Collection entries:
↓

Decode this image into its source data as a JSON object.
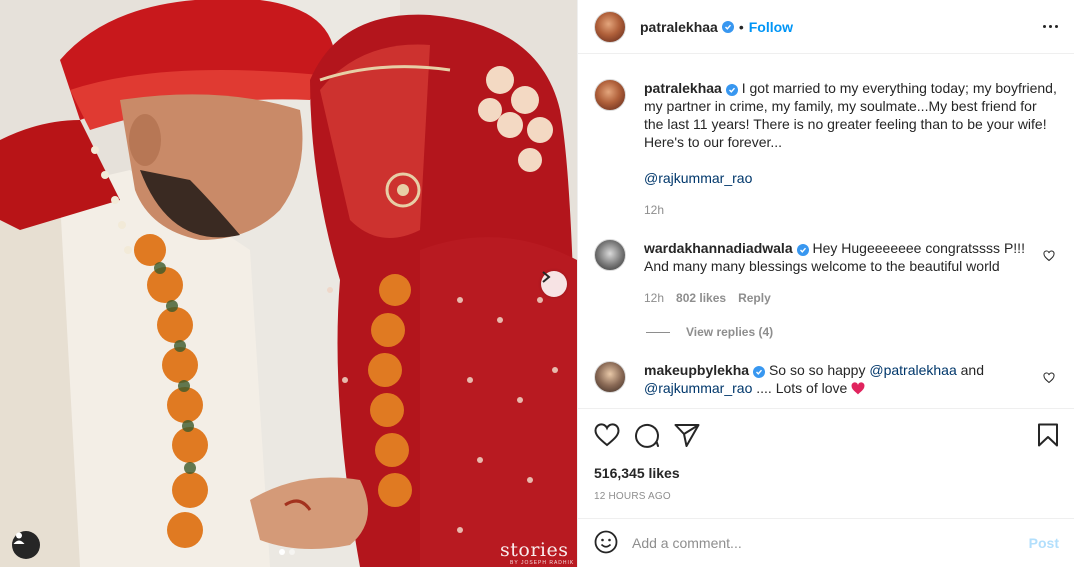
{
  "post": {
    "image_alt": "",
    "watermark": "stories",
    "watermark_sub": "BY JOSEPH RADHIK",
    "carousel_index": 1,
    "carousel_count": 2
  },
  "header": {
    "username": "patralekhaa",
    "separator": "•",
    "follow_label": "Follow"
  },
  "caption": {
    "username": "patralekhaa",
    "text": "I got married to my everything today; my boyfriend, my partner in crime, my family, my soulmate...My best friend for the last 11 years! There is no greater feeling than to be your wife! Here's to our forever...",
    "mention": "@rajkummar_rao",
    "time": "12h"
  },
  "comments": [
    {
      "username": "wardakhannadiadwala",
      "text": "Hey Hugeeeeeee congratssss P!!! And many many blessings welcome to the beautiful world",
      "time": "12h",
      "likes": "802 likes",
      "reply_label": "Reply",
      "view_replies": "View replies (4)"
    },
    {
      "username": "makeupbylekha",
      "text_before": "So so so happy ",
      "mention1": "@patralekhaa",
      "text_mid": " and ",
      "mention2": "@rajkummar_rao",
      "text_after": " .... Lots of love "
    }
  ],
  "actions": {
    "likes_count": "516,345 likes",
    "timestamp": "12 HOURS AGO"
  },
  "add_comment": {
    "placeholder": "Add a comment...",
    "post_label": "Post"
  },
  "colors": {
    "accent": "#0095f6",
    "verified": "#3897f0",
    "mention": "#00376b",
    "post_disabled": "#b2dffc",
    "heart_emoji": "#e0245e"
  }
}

↑

**Exercise:**
From the listing, copy every line where the string "likes" appears.

**Response to this task:**
      "likes": "802 likes",
    "likes_count": "516,345 likes",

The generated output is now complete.